Task objective ::
All material below is to be reproduced exactly.

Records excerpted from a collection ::
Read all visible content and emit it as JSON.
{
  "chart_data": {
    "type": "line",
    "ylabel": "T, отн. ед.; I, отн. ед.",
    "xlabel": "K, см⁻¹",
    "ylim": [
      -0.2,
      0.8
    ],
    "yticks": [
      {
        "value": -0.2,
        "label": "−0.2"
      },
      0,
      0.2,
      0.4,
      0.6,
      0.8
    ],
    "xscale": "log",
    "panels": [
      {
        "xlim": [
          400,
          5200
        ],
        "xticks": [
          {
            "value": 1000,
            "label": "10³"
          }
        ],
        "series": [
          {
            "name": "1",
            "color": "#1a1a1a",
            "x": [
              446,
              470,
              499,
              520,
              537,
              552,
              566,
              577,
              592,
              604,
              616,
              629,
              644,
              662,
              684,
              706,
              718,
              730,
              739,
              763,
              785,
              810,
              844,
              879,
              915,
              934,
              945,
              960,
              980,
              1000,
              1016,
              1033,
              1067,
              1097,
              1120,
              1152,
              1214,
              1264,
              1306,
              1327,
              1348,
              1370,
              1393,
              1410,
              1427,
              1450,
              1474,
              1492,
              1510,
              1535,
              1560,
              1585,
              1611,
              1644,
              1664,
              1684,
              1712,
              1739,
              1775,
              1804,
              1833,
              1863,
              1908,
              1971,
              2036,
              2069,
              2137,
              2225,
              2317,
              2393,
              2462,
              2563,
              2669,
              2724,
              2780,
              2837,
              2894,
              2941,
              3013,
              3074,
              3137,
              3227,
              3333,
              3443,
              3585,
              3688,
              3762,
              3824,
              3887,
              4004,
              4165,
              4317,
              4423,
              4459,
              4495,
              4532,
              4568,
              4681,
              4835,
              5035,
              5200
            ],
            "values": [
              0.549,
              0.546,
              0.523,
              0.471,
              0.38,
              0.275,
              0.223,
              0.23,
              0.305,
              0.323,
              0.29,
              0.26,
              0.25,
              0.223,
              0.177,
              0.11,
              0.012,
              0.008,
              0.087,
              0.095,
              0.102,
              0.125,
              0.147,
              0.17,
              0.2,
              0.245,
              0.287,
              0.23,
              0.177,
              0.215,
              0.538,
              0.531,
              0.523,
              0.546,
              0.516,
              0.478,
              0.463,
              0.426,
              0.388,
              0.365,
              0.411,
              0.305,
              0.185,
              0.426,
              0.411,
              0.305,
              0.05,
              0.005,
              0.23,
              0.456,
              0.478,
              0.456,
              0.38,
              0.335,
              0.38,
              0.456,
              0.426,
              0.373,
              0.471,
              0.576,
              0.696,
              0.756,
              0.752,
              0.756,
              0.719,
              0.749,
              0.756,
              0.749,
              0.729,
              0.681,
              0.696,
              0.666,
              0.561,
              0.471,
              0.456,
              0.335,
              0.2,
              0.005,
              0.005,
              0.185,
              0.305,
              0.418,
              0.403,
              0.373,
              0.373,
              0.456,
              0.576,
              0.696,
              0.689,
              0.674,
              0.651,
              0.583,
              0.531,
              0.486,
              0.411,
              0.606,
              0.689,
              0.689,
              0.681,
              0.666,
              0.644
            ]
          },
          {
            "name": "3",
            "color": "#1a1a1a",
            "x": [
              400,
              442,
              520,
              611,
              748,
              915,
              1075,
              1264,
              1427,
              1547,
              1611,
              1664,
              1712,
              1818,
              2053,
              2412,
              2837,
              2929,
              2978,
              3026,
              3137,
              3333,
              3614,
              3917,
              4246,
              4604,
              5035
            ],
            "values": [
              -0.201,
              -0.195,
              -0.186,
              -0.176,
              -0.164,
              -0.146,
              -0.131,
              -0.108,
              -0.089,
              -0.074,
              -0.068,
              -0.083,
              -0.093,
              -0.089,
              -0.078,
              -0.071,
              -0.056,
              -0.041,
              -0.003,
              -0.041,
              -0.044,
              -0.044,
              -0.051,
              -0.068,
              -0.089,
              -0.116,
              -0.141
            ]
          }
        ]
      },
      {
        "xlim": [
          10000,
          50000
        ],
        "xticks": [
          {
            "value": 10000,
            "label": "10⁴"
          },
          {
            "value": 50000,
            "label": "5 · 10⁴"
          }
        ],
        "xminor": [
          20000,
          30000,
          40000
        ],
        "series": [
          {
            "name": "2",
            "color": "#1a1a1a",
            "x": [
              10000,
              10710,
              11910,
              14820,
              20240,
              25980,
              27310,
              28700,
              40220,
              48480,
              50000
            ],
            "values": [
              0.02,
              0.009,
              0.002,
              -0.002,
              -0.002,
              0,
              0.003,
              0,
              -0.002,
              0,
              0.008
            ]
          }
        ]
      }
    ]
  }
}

Output ::
Read all visible content and emit it as JSON.
{
  "chart_data": {
    "type": "line",
    "ylabel": "T, отн. ед.; I, отн. ед.",
    "xlabel": "K, см⁻¹",
    "ylim": [
      -0.2,
      0.8
    ],
    "yticks": [
      {
        "value": -0.2,
        "label": "−0.2"
      },
      0,
      0.2,
      0.4,
      0.6,
      0.8
    ],
    "xscale": "log",
    "panels": [
      {
        "xlim": [
          400,
          5200
        ],
        "xticks": [
          {
            "value": 1000,
            "label": "10³"
          }
        ],
        "series": [
          {
            "name": "1",
            "color": "#1a1a1a",
            "x": [
              446,
              470,
              499,
              520,
              537,
              552,
              566,
              577,
              592,
              604,
              616,
              629,
              644,
              662,
              684,
              706,
              718,
              730,
              739,
              763,
              785,
              810,
              844,
              879,
              915,
              934,
              945,
              960,
              980,
              1000,
              1016,
              1033,
              1067,
              1097,
              1120,
              1152,
              1214,
              1264,
              1306,
              1327,
              1348,
              1370,
              1393,
              1410,
              1427,
              1450,
              1474,
              1492,
              1510,
              1535,
              1560,
              1585,
              1611,
              1644,
              1664,
              1684,
              1712,
              1739,
              1775,
              1804,
              1833,
              1863,
              1908,
              1971,
              2036,
              2069,
              2137,
              2225,
              2317,
              2393,
              2462,
              2563,
              2669,
              2724,
              2780,
              2837,
              2894,
              2941,
              3013,
              3074,
              3137,
              3227,
              3333,
              3443,
              3585,
              3688,
              3762,
              3824,
              3887,
              4004,
              4165,
              4317,
              4423,
              4459,
              4495,
              4532,
              4568,
              4681,
              4835,
              5035,
              5200
            ],
            "values": [
              0.549,
              0.546,
              0.523,
              0.471,
              0.38,
              0.275,
              0.223,
              0.23,
              0.305,
              0.323,
              0.29,
              0.26,
              0.25,
              0.223,
              0.177,
              0.11,
              0.012,
              0.008,
              0.087,
              0.095,
              0.102,
              0.125,
              0.147,
              0.17,
              0.2,
              0.245,
              0.287,
              0.23,
              0.177,
              0.215,
              0.538,
              0.531,
              0.523,
              0.546,
              0.516,
              0.478,
              0.463,
              0.426,
              0.388,
              0.365,
              0.411,
              0.305,
              0.185,
              0.426,
              0.411,
              0.305,
              0.05,
              0.005,
              0.23,
              0.456,
              0.478,
              0.456,
              0.38,
              0.335,
              0.38,
              0.456,
              0.426,
              0.373,
              0.471,
              0.576,
              0.696,
              0.756,
              0.752,
              0.756,
              0.719,
              0.749,
              0.756,
              0.749,
              0.729,
              0.681,
              0.696,
              0.666,
              0.561,
              0.471,
              0.456,
              0.335,
              0.2,
              0.005,
              0.005,
              0.185,
              0.305,
              0.418,
              0.403,
              0.373,
              0.373,
              0.456,
              0.576,
              0.696,
              0.689,
              0.674,
              0.651,
              0.583,
              0.531,
              0.486,
              0.411,
              0.606,
              0.689,
              0.689,
              0.681,
              0.666,
              0.644
            ]
          },
          {
            "name": "3",
            "color": "#1a1a1a",
            "x": [
              400,
              442,
              520,
              611,
              748,
              915,
              1075,
              1264,
              1427,
              1547,
              1611,
              1664,
              1712,
              1818,
              2053,
              2412,
              2837,
              2929,
              2978,
              3026,
              3137,
              3333,
              3614,
              3917,
              4246,
              4604,
              5035
            ],
            "values": [
              -0.201,
              -0.195,
              -0.186,
              -0.176,
              -0.164,
              -0.146,
              -0.131,
              -0.108,
              -0.089,
              -0.074,
              -0.068,
              -0.083,
              -0.093,
              -0.089,
              -0.078,
              -0.071,
              -0.056,
              -0.041,
              -0.003,
              -0.041,
              -0.044,
              -0.044,
              -0.051,
              -0.068,
              -0.089,
              -0.116,
              -0.141
            ]
          }
        ]
      },
      {
        "xlim": [
          10000,
          50000
        ],
        "xticks": [
          {
            "value": 10000,
            "label": "10⁴"
          },
          {
            "value": 50000,
            "label": "5 · 10⁴"
          }
        ],
        "xminor": [
          20000,
          30000,
          40000
        ],
        "series": [
          {
            "name": "2",
            "color": "#1a1a1a",
            "x": [
              10000,
              10710,
              11910,
              14820,
              20240,
              25980,
              27310,
              28700,
              40220,
              48480,
              50000
            ],
            "values": [
              0.02,
              0.009,
              0.002,
              -0.002,
              -0.002,
              0,
              0.003,
              0,
              -0.002,
              0,
              0.008
            ]
          }
        ]
      }
    ]
  }
}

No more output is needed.